:: Record excerpts
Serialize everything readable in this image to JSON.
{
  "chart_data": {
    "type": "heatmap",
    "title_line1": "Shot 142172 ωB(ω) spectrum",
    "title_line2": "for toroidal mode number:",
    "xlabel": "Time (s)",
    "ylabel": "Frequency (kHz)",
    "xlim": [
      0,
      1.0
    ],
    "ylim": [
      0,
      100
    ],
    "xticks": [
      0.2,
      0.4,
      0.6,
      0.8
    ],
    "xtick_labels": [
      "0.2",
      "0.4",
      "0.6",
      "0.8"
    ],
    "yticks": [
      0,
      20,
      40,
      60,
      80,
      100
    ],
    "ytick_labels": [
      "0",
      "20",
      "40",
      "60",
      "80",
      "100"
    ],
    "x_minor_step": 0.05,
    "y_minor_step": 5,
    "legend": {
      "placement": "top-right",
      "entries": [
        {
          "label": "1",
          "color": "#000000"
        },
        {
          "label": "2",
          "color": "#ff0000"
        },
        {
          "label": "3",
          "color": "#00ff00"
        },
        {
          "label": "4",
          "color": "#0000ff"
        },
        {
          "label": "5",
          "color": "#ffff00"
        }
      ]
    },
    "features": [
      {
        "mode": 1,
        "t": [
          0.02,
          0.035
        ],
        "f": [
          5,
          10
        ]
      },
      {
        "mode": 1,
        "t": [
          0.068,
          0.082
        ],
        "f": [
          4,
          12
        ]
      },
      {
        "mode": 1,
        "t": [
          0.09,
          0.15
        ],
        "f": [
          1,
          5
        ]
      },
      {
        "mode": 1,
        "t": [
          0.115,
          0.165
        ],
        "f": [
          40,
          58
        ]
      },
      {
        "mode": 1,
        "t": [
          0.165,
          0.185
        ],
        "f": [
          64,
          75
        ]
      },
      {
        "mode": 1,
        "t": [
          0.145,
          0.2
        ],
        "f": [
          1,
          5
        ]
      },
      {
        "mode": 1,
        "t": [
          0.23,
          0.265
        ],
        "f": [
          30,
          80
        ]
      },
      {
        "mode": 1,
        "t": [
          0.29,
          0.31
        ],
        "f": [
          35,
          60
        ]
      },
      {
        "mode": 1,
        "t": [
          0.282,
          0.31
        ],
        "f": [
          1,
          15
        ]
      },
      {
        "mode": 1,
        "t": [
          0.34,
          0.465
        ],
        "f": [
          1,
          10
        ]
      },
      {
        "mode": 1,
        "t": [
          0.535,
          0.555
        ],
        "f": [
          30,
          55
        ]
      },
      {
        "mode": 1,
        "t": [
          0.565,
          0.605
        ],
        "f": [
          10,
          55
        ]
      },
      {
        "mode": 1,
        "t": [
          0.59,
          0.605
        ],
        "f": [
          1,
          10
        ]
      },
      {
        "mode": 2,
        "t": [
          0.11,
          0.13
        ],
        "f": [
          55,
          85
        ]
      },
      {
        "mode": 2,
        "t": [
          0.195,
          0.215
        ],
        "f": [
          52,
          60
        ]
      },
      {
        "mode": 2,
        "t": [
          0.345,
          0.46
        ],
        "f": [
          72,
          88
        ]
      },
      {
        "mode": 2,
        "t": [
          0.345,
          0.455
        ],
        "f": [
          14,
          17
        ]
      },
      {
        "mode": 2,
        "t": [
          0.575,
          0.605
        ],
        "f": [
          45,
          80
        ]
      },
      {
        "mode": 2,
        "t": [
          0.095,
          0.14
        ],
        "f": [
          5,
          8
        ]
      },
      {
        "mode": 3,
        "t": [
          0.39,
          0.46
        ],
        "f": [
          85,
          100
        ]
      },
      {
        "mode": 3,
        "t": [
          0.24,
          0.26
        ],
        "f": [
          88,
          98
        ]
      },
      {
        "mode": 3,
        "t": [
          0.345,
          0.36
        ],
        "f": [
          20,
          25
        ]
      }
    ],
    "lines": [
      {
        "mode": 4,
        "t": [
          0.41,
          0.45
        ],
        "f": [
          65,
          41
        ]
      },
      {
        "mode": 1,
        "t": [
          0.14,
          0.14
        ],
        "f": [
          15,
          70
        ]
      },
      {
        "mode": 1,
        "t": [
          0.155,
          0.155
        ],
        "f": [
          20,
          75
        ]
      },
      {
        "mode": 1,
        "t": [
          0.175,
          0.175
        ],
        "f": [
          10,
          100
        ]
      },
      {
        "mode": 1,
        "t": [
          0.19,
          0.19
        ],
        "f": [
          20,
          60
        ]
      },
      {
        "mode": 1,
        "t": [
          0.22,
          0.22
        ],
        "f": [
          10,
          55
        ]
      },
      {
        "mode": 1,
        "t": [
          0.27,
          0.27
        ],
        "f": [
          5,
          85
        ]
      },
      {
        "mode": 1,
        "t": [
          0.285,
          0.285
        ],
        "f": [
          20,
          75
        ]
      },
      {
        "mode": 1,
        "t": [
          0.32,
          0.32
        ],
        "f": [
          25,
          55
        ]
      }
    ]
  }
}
::::
◆ Task brief
Where a line in the entries holds the word "color", copy that line.

◆ Solution to the exercise
          "color": "#000000"
          "color": "#ff0000"
          "color": "#00ff00"
          "color": "#0000ff"
          "color": "#ffff00"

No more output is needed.